Stated goal: Please count the lines below that contain the word "ylabel", and reply with that number alone.

>> begin Supplied material

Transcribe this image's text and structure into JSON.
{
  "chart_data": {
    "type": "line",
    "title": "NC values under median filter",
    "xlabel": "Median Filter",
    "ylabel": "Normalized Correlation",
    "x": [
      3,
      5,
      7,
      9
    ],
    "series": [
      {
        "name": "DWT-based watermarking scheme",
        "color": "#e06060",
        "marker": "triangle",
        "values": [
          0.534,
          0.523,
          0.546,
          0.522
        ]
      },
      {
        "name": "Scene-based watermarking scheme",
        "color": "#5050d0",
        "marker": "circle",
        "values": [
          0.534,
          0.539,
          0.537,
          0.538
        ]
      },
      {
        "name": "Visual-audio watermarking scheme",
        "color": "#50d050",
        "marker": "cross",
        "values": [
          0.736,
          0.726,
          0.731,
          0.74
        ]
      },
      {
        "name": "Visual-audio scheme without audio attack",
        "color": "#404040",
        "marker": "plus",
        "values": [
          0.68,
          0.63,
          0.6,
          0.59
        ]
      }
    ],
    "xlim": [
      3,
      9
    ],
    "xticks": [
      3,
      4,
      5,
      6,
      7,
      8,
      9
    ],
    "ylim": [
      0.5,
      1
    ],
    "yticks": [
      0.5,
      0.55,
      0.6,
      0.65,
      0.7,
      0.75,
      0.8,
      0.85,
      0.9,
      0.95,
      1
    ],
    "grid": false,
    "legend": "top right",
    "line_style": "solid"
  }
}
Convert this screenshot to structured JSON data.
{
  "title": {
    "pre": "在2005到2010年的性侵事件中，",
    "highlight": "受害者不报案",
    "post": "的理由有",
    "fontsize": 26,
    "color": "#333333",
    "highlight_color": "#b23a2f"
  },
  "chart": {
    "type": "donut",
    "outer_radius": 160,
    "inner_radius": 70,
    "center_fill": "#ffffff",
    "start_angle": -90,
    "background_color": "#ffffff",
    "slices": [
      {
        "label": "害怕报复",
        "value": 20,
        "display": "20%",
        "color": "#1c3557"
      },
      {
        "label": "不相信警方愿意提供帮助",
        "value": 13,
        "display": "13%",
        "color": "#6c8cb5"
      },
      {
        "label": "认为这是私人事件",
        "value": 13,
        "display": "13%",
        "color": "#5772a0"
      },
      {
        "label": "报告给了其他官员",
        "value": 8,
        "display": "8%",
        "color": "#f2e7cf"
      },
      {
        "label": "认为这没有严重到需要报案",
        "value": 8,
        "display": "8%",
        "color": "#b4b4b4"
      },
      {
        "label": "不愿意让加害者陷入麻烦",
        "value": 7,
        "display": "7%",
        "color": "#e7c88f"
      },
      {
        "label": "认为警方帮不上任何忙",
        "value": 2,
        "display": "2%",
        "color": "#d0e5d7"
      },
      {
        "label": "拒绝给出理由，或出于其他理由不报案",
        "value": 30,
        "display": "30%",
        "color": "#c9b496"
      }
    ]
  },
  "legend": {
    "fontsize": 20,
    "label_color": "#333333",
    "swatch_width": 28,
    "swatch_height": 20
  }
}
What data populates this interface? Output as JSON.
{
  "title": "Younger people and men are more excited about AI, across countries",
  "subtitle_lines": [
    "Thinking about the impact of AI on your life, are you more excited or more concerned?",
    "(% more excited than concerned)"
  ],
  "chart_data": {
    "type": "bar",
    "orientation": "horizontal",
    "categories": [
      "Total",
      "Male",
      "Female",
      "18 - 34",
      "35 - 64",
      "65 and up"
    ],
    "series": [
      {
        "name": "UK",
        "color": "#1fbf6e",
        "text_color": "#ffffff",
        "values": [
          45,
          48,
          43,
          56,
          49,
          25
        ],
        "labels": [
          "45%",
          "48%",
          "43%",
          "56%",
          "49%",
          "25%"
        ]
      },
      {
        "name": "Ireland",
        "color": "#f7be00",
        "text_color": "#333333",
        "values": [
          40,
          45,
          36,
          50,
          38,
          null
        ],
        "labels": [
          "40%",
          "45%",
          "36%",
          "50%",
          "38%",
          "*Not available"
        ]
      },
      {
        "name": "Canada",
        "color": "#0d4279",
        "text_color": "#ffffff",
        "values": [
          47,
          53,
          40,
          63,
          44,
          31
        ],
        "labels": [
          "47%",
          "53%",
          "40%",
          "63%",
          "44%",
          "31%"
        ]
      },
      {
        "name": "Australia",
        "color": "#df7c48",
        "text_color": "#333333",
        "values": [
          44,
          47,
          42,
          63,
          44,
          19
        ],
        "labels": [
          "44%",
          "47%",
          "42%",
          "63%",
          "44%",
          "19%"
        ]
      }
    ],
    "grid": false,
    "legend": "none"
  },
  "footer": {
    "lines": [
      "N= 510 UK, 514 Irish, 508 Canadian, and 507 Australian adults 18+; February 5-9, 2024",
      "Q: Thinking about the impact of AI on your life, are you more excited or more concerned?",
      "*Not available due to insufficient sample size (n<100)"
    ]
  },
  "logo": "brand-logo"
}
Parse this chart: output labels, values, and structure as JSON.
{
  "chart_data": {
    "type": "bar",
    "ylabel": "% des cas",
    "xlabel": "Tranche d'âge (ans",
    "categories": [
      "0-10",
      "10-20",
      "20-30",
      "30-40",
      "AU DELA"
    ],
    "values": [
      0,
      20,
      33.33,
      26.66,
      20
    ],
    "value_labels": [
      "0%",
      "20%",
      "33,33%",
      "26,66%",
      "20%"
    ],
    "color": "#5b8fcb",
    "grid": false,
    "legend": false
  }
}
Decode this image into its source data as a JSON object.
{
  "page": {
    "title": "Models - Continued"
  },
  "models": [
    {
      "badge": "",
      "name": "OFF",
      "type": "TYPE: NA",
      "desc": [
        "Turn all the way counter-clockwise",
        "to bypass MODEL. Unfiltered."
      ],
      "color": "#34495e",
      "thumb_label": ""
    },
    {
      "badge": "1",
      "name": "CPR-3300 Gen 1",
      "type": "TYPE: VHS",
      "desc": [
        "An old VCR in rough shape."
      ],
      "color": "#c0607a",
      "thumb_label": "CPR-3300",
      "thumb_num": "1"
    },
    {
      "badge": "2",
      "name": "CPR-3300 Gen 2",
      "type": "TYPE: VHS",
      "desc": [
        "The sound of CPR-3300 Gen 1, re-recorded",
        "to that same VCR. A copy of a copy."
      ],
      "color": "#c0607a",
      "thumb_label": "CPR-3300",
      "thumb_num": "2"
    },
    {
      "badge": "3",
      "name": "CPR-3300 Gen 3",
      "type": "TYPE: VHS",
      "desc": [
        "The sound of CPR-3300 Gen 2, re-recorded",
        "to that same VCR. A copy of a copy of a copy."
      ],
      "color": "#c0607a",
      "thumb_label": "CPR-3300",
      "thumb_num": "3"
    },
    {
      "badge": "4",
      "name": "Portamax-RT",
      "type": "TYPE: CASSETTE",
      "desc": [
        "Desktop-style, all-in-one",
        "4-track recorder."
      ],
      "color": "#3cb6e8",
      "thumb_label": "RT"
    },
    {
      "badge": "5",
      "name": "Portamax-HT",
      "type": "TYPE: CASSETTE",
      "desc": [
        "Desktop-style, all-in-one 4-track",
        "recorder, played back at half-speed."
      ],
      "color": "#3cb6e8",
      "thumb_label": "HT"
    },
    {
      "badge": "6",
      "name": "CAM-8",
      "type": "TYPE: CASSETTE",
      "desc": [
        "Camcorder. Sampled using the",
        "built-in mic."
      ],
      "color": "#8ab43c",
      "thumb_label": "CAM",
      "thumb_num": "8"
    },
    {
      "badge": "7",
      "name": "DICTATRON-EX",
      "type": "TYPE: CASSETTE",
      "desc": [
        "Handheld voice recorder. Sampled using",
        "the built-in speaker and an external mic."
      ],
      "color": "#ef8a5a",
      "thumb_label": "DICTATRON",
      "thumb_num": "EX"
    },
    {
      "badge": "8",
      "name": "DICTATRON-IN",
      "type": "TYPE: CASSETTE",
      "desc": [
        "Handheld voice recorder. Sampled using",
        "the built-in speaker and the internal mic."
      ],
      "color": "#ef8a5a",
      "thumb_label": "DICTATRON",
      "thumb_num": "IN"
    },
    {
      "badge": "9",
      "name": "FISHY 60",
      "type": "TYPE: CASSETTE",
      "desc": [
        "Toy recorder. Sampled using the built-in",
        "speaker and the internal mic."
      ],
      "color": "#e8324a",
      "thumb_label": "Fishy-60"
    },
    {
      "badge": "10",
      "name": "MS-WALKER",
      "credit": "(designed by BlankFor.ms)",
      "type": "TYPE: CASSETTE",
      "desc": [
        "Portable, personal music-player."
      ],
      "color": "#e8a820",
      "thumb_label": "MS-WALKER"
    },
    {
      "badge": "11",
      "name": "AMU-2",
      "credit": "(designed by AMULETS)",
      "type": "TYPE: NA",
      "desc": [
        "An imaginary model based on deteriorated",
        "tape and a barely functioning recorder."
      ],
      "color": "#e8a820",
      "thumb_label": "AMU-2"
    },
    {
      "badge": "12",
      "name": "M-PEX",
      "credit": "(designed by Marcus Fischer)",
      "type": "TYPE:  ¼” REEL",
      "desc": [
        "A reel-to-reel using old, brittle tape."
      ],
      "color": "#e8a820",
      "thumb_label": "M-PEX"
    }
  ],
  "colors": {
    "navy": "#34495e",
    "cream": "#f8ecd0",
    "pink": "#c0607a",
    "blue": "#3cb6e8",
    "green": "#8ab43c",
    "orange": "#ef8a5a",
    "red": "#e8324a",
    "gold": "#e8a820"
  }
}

>> end Supplied material

Answer to the exercise: 2